>>>

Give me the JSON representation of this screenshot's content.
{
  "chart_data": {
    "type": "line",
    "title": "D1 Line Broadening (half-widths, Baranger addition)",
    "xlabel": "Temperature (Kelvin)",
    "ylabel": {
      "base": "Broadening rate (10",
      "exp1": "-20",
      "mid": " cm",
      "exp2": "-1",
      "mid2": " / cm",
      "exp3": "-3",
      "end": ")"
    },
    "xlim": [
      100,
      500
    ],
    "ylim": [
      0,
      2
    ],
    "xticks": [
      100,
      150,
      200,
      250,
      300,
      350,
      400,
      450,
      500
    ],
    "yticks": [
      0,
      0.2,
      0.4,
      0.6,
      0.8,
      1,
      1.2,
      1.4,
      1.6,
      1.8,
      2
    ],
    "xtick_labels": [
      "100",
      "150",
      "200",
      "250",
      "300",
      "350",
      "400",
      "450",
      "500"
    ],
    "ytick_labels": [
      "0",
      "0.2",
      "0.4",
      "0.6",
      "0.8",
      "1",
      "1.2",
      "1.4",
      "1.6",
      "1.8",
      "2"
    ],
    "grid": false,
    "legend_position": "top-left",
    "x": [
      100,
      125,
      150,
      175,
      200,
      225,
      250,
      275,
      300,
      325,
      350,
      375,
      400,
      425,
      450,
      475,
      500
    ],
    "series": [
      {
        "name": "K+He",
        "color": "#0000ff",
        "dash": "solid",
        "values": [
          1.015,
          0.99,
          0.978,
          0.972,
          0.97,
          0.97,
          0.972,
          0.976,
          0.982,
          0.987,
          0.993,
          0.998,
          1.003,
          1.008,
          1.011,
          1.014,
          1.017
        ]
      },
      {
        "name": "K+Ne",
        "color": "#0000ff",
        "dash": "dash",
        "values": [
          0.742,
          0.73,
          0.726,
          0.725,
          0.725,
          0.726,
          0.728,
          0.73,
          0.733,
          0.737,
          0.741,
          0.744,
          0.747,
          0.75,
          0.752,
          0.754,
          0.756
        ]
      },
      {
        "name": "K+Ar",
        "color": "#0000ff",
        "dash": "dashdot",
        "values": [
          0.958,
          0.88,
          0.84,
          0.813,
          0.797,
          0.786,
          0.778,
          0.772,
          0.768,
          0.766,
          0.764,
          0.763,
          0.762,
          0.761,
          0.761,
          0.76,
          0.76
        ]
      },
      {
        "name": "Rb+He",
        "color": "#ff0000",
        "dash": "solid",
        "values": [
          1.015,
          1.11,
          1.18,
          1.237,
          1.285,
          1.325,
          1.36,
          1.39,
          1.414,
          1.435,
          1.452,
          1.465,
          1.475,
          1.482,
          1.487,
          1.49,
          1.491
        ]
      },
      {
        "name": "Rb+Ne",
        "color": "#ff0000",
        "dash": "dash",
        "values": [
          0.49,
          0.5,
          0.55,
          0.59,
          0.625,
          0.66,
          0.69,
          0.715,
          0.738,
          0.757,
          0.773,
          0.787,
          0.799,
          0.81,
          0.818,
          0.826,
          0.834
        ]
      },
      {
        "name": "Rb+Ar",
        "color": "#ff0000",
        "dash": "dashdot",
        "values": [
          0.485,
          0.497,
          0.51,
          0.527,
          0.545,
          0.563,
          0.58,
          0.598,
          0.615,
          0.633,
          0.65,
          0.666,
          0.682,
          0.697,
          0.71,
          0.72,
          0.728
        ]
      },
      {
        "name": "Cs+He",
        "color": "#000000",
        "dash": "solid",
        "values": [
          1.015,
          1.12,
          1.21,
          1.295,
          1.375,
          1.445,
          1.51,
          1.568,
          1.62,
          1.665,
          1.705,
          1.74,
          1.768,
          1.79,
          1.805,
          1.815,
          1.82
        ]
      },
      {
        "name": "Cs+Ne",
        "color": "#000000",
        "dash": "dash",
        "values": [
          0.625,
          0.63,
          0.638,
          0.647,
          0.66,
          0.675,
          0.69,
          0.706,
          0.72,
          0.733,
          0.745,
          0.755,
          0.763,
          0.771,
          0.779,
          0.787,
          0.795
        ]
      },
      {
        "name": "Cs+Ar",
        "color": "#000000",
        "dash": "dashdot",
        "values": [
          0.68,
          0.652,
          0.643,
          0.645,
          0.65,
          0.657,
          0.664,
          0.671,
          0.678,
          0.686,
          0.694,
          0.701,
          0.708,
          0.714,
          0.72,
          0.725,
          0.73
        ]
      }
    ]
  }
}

<<<

▶ [Task statement]: Exactly reproduce every line found in the records.

▶ [Exercise response]:
Give me the JSON representation of this screenshot's content.
{
  "chart_data": {
    "type": "line",
    "title": "D1 Line Broadening (half-widths, Baranger addition)",
    "xlabel": "Temperature (Kelvin)",
    "ylabel": {
      "base": "Broadening rate (10",
      "exp1": "-20",
      "mid": " cm",
      "exp2": "-1",
      "mid2": " / cm",
      "exp3": "-3",
      "end": ")"
    },
    "xlim": [
      100,
      500
    ],
    "ylim": [
      0,
      2
    ],
    "xticks": [
      100,
      150,
      200,
      250,
      300,
      350,
      400,
      450,
      500
    ],
    "yticks": [
      0,
      0.2,
      0.4,
      0.6,
      0.8,
      1,
      1.2,
      1.4,
      1.6,
      1.8,
      2
    ],
    "xtick_labels": [
      "100",
      "150",
      "200",
      "250",
      "300",
      "350",
      "400",
      "450",
      "500"
    ],
    "ytick_labels": [
      "0",
      "0.2",
      "0.4",
      "0.6",
      "0.8",
      "1",
      "1.2",
      "1.4",
      "1.6",
      "1.8",
      "2"
    ],
    "grid": false,
    "legend_position": "top-left",
    "x": [
      100,
      125,
      150,
      175,
      200,
      225,
      250,
      275,
      300,
      325,
      350,
      375,
      400,
      425,
      450,
      475,
      500
    ],
    "series": [
      {
        "name": "K+He",
        "color": "#0000ff",
        "dash": "solid",
        "values": [
          1.015,
          0.99,
          0.978,
          0.972,
          0.97,
          0.97,
          0.972,
          0.976,
          0.982,
          0.987,
          0.993,
          0.998,
          1.003,
          1.008,
          1.011,
          1.014,
          1.017
        ]
      },
      {
        "name": "K+Ne",
        "color": "#0000ff",
        "dash": "dash",
        "values": [
          0.742,
          0.73,
          0.726,
          0.725,
          0.725,
          0.726,
          0.728,
          0.73,
          0.733,
          0.737,
          0.741,
          0.744,
          0.747,
          0.75,
          0.752,
          0.754,
          0.756
        ]
      },
      {
        "name": "K+Ar",
        "color": "#0000ff",
        "dash": "dashdot",
        "values": [
          0.958,
          0.88,
          0.84,
          0.813,
          0.797,
          0.786,
          0.778,
          0.772,
          0.768,
          0.766,
          0.764,
          0.763,
          0.762,
          0.761,
          0.761,
          0.76,
          0.76
        ]
      },
      {
        "name": "Rb+He",
        "color": "#ff0000",
        "dash": "solid",
        "values": [
          1.015,
          1.11,
          1.18,
          1.237,
          1.285,
          1.325,
          1.36,
          1.39,
          1.414,
          1.435,
          1.452,
          1.465,
          1.475,
          1.482,
          1.487,
          1.49,
          1.491
        ]
      },
      {
        "name": "Rb+Ne",
        "color": "#ff0000",
        "dash": "dash",
        "values": [
          0.49,
          0.5,
          0.55,
          0.59,
          0.625,
          0.66,
          0.69,
          0.715,
          0.738,
          0.757,
          0.773,
          0.787,
          0.799,
          0.81,
          0.818,
          0.826,
          0.834
        ]
      },
      {
        "name": "Rb+Ar",
        "color": "#ff0000",
        "dash": "dashdot",
        "values": [
          0.485,
          0.497,
          0.51,
          0.527,
          0.545,
          0.563,
          0.58,
          0.598,
          0.615,
          0.633,
          0.65,
          0.666,
          0.682,
          0.697,
          0.71,
          0.72,
          0.728
        ]
      },
      {
        "name": "Cs+He",
        "color": "#000000",
        "dash": "solid",
        "values": [
          1.015,
          1.12,
          1.21,
          1.295,
          1.375,
          1.445,
          1.51,
          1.568,
          1.62,
          1.665,
          1.705,
          1.74,
          1.768,
          1.79,
          1.805,
          1.815,
          1.82
        ]
      },
      {
        "name": "Cs+Ne",
        "color": "#000000",
        "dash": "dash",
        "values": [
          0.625,
          0.63,
          0.638,
          0.647,
          0.66,
          0.675,
          0.69,
          0.706,
          0.72,
          0.733,
          0.745,
          0.755,
          0.763,
          0.771,
          0.779,
          0.787,
          0.795
        ]
      },
      {
        "name": "Cs+Ar",
        "color": "#000000",
        "dash": "dashdot",
        "values": [
          0.68,
          0.652,
          0.643,
          0.645,
          0.65,
          0.657,
          0.664,
          0.671,
          0.678,
          0.686,
          0.694,
          0.701,
          0.708,
          0.714,
          0.72,
          0.725,
          0.73
        ]
      }
    ]
  }
}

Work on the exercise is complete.